[TASK DETAILS]
Go through the records underneath and write each one out again exactly.

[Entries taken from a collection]
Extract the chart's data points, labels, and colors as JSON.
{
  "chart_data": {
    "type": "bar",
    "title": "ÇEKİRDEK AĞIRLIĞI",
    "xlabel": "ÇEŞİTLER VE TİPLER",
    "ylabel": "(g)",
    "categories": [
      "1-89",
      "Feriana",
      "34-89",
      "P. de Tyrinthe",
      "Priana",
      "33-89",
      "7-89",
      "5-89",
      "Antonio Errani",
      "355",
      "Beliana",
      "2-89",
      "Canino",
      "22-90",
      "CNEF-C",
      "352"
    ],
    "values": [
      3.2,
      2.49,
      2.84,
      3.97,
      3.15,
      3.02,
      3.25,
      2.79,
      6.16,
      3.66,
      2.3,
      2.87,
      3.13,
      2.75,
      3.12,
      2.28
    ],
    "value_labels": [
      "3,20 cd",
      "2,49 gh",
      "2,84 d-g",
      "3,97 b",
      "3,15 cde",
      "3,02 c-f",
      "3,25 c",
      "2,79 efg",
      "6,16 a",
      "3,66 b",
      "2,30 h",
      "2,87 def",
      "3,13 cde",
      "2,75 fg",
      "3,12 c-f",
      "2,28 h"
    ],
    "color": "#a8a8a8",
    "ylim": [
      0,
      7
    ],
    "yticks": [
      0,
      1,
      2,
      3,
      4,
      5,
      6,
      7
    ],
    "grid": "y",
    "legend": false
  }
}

[REPLY]
Extract the chart's data points, labels, and colors as JSON.
{
  "chart_data": {
    "type": "bar",
    "title": "ÇEKİRDEK AĞIRLIĞI",
    "xlabel": "ÇEŞİTLER VE TİPLER",
    "ylabel": "(g)",
    "categories": [
      "1-89",
      "Feriana",
      "34-89",
      "P. de Tyrinthe",
      "Priana",
      "33-89",
      "7-89",
      "5-89",
      "Antonio Errani",
      "355",
      "Beliana",
      "2-89",
      "Canino",
      "22-90",
      "CNEF-C",
      "352"
    ],
    "values": [
      3.2,
      2.49,
      2.84,
      3.97,
      3.15,
      3.02,
      3.25,
      2.79,
      6.16,
      3.66,
      2.3,
      2.87,
      3.13,
      2.75,
      3.12,
      2.28
    ],
    "value_labels": [
      "3,20 cd",
      "2,49 gh",
      "2,84 d-g",
      "3,97 b",
      "3,15 cde",
      "3,02 c-f",
      "3,25 c",
      "2,79 efg",
      "6,16 a",
      "3,66 b",
      "2,30 h",
      "2,87 def",
      "3,13 cde",
      "2,75 fg",
      "3,12 c-f",
      "2,28 h"
    ],
    "color": "#a8a8a8",
    "ylim": [
      0,
      7
    ],
    "yticks": [
      0,
      1,
      2,
      3,
      4,
      5,
      6,
      7
    ],
    "grid": "y",
    "legend": false
  }
}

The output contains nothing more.